> THE PROBLEM: Quote the data below in full, please, without altering anything.

====== DATASET RECORDS

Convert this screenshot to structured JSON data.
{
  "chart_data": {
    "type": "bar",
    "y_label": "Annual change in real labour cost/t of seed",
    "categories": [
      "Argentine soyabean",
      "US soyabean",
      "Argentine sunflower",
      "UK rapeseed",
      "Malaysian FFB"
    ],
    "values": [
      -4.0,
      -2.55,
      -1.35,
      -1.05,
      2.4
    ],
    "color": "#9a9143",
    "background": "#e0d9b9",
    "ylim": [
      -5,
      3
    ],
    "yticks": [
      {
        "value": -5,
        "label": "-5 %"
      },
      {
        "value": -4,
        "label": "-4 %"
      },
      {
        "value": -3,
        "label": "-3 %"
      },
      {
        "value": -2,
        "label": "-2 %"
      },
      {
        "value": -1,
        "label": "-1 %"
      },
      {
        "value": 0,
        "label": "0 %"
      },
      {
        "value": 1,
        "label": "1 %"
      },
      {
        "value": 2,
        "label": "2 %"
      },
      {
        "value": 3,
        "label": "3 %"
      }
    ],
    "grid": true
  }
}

============

> SOLUTION:
Convert this screenshot to structured JSON data.
{
  "chart_data": {
    "type": "bar",
    "y_label": "Annual change in real labour cost/t of seed",
    "categories": [
      "Argentine soyabean",
      "US soyabean",
      "Argentine sunflower",
      "UK rapeseed",
      "Malaysian FFB"
    ],
    "values": [
      -4.0,
      -2.55,
      -1.35,
      -1.05,
      2.4
    ],
    "color": "#9a9143",
    "background": "#e0d9b9",
    "ylim": [
      -5,
      3
    ],
    "yticks": [
      {
        "value": -5,
        "label": "-5 %"
      },
      {
        "value": -4,
        "label": "-4 %"
      },
      {
        "value": -3,
        "label": "-3 %"
      },
      {
        "value": -2,
        "label": "-2 %"
      },
      {
        "value": -1,
        "label": "-1 %"
      },
      {
        "value": 0,
        "label": "0 %"
      },
      {
        "value": 1,
        "label": "1 %"
      },
      {
        "value": 2,
        "label": "2 %"
      },
      {
        "value": 3,
        "label": "3 %"
      }
    ],
    "grid": true
  }
}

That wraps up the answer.